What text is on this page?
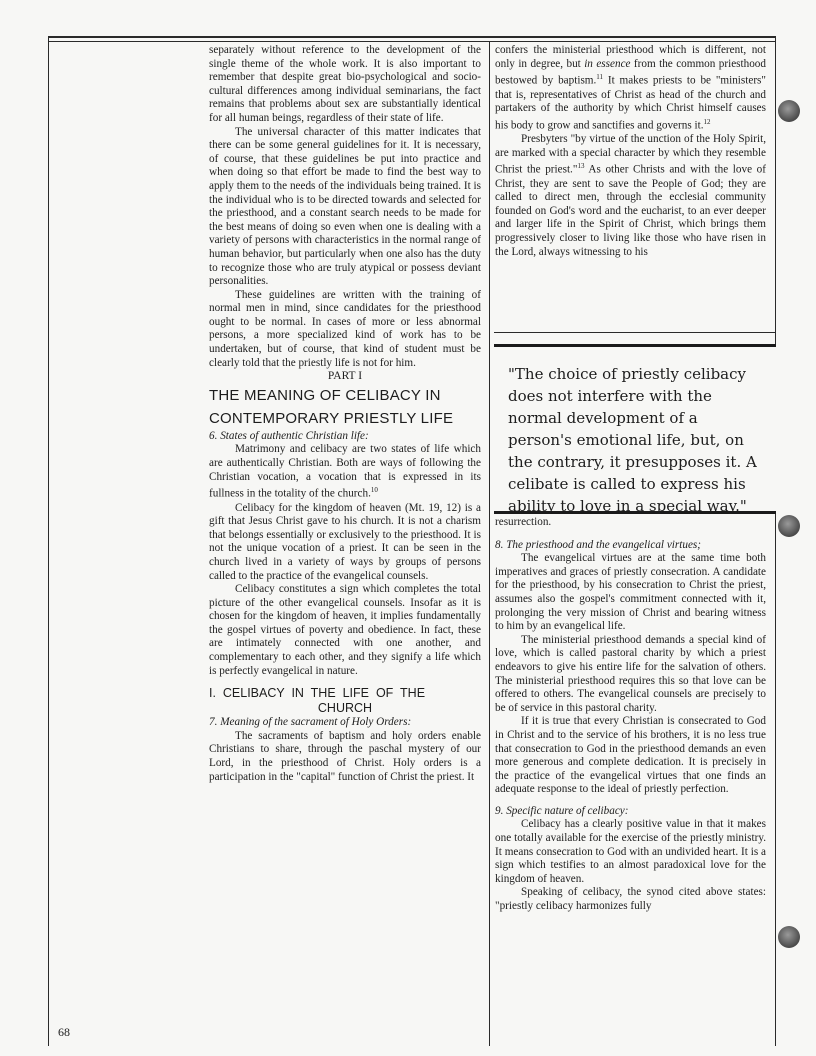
separately without reference to the development of the single theme of the whole work. It is also important to remember that despite great bio-psychological and socio-cultural differences among individual seminarians, the fact remains that problems about sex are substantially identical for all human beings, regardless of their state of life.

The universal character of this matter indicates that there can be some general guidelines for it. It is necessary, of course, that these guidelines be put into practice and when doing so that effort be made to find the best way to apply them to the needs of the individuals being trained. It is the individual who is to be directed towards and selected for the priesthood, and a constant search needs to be made for the best means of doing so even when one is dealing with a variety of persons with characteristics in the normal range of human behavior, but particularly when one also has the duty to recognize those who are truly atypical or possess deviant personalities.

These guidelines are written with the training of normal men in mind, since candidates for the priesthood ought to be normal. In cases of more or less abnormal persons, a more specialized kind of work has to be undertaken, but of course, that kind of student must be clearly told that the priestly life is not for him.

PART I

THE MEANING OF CELIBACY IN
CONTEMPORARY PRIESTLY LIFE

6. States of authentic Christian life:

Matrimony and celibacy are two states of life which are authentically Christian. Both are ways of following the Christian vocation, a vocation that is expressed in its fullness in the totality of the church.$^{10}$

Celibacy for the kingdom of heaven (Mt. 19, 12) is a gift that Jesus Christ gave to his church. It is not a charism that belongs essentially or exclusively to the priesthood. It is not the unique vocation of a priest. It can be seen in the church lived in a variety of ways by groups of persons called to the practice of the evangelical counsels.

Celibacy constitutes a sign which completes the total picture of the other evangelical counsels. Insofar as it is chosen for the kingdom of heaven, it implies fundamentally the gospel virtues of poverty and obedience. In fact, these are intimately connected with one another, and complementary to each other, and they signify a life which is perfectly evangelical in nature.

I.  CELIBACY  IN  THE  LIFE  OF  THE
CHURCH

7. Meaning of the sacrament of Holy Orders:

The sacraments of baptism and holy orders enable Christians to share, through the paschal mystery of our Lord, in the priesthood of Christ. Holy orders is a participation in the "capital" function of Christ the priest. It

confers the ministerial priesthood which is different, not only in degree, but in essence from the common priesthood bestowed by baptism.$^{11}$ It makes priests to be "ministers" that is, representatives of Christ as head of the church and partakers of the authority by which Christ himself causes his body to grow and sanctifies and governs it.$^{12}$

Presbyters "by virtue of the unction of the Holy Spirit, are marked with a special character by which they resemble Christ the priest."$^{13}$ As other Christs and with the love of Christ, they are sent to save the People of God; they are called to direct men, through the ecclesial community founded on God's word and the eucharist, to an ever deeper and larger life in the Spirit of Christ, which brings them progressively closer to living like those who have risen in the Lord, always witnessing to his

"The choice of priestly celibacy does not interfere with the normal development of a person's emotional life, but, on the contrary, it presupposes it. A celibate is called to express his ability to love in a special way."

resurrection.

8. The priesthood and the evangelical virtues;

The evangelical virtues are at the same time both imperatives and graces of priestly consecration. A candidate for the priesthood, by his consecration to Christ the priest, assumes also the gospel's commitment connected with it, prolonging the very mission of Christ and bearing witness to him by an evangelical life.

The ministerial priesthood demands a special kind of love, which is called pastoral charity by which a priest endeavors to give his entire life for the salvation of others. The ministerial priesthood requires this so that love can be offered to others. The evangelical counsels are precisely to be of service in this pastoral charity.

If it is true that every Christian is consecrated to God in Christ and to the service of his brothers, it is no less true that consecration to God in the priesthood demands an even more generous and complete dedication. It is precisely in the practice of the evangelical virtues that one finds an adequate response to the ideal of priestly perfection.

9. Specific nature of celibacy:

Celibacy has a clearly positive value in that it makes one totally available for the exercise of the priestly ministry. It means consecration to God with an undivided heart. It is a sign which testifies to an almost paradoxical love for the kingdom of heaven.

Speaking of celibacy, the synod cited above states: "priestly celibacy harmonizes fully

68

# # #

• Aim:
All the lines above are to be reproduced exactly, except the pictures.

• Task answer:
What text is on this page?
separately without reference to the development of the single theme of the whole work. It is also important to remember that despite great bio-psychological and socio-cultural differences among individual seminarians, the fact remains that problems about sex are substantially identical for all human beings, regardless of their state of life.

The universal character of this matter indicates that there can be some general guidelines for it. It is necessary, of course, that these guidelines be put into practice and when doing so that effort be made to find the best way to apply them to the needs of the individuals being trained. It is the individual who is to be directed towards and selected for the priesthood, and a constant search needs to be made for the best means of doing so even when one is dealing with a variety of persons with characteristics in the normal range of human behavior, but particularly when one also has the duty to recognize those who are truly atypical or possess deviant personalities.

These guidelines are written with the training of normal men in mind, since candidates for the priesthood ought to be normal. In cases of more or less abnormal persons, a more specialized kind of work has to be undertaken, but of course, that kind of student must be clearly told that the priestly life is not for him.

PART I

THE MEANING OF CELIBACY IN
CONTEMPORARY PRIESTLY LIFE

6. States of authentic Christian life:

Matrimony and celibacy are two states of life which are authentically Christian. Both are ways of following the Christian vocation, a vocation that is expressed in its fullness in the totality of the church.$^{10}$

Celibacy for the kingdom of heaven (Mt. 19, 12) is a gift that Jesus Christ gave to his church. It is not a charism that belongs essentially or exclusively to the priesthood. It is not the unique vocation of a priest. It can be seen in the church lived in a variety of ways by groups of persons called to the practice of the evangelical counsels.

Celibacy constitutes a sign which completes the total picture of the other evangelical counsels. Insofar as it is chosen for the kingdom of heaven, it implies fundamentally the gospel virtues of poverty and obedience. In fact, these are intimately connected with one another, and complementary to each other, and they signify a life which is perfectly evangelical in nature.

I.  CELIBACY  IN  THE  LIFE  OF  THE
CHURCH

7. Meaning of the sacrament of Holy Orders:

The sacraments of baptism and holy orders enable Christians to share, through the paschal mystery of our Lord, in the priesthood of Christ. Holy orders is a participation in the "capital" function of Christ the priest. It

confers the ministerial priesthood which is different, not only in degree, but in essence from the common priesthood bestowed by baptism.$^{11}$ It makes priests to be "ministers" that is, representatives of Christ as head of the church and partakers of the authority by which Christ himself causes his body to grow and sanctifies and governs it.$^{12}$

Presbyters "by virtue of the unction of the Holy Spirit, are marked with a special character by which they resemble Christ the priest."$^{13}$ As other Christs and with the love of Christ, they are sent to save the People of God; they are called to direct men, through the ecclesial community founded on God's word and the eucharist, to an ever deeper and larger life in the Spirit of Christ, which brings them progressively closer to living like those who have risen in the Lord, always witnessing to his

"The choice of priestly celibacy does not interfere with the normal development of a person's emotional life, but, on the contrary, it presupposes it. A celibate is called to express his ability to love in a special way."

resurrection.

8. The priesthood and the evangelical virtues;

The evangelical virtues are at the same time both imperatives and graces of priestly consecration. A candidate for the priesthood, by his consecration to Christ the priest, assumes also the gospel's commitment connected with it, prolonging the very mission of Christ and bearing witness to him by an evangelical life.

The ministerial priesthood demands a special kind of love, which is called pastoral charity by which a priest endeavors to give his entire life for the salvation of others. The ministerial priesthood requires this so that love can be offered to others. The evangelical counsels are precisely to be of service in this pastoral charity.

If it is true that every Christian is consecrated to God in Christ and to the service of his brothers, it is no less true that consecration to God in the priesthood demands an even more generous and complete dedication. It is precisely in the practice of the evangelical virtues that one finds an adequate response to the ideal of priestly perfection.

9. Specific nature of celibacy:

Celibacy has a clearly positive value in that it makes one totally available for the exercise of the priestly ministry. It means consecration to God with an undivided heart. It is a sign which testifies to an almost paradoxical love for the kingdom of heaven.

Speaking of celibacy, the synod cited above states: "priestly celibacy harmonizes fully

68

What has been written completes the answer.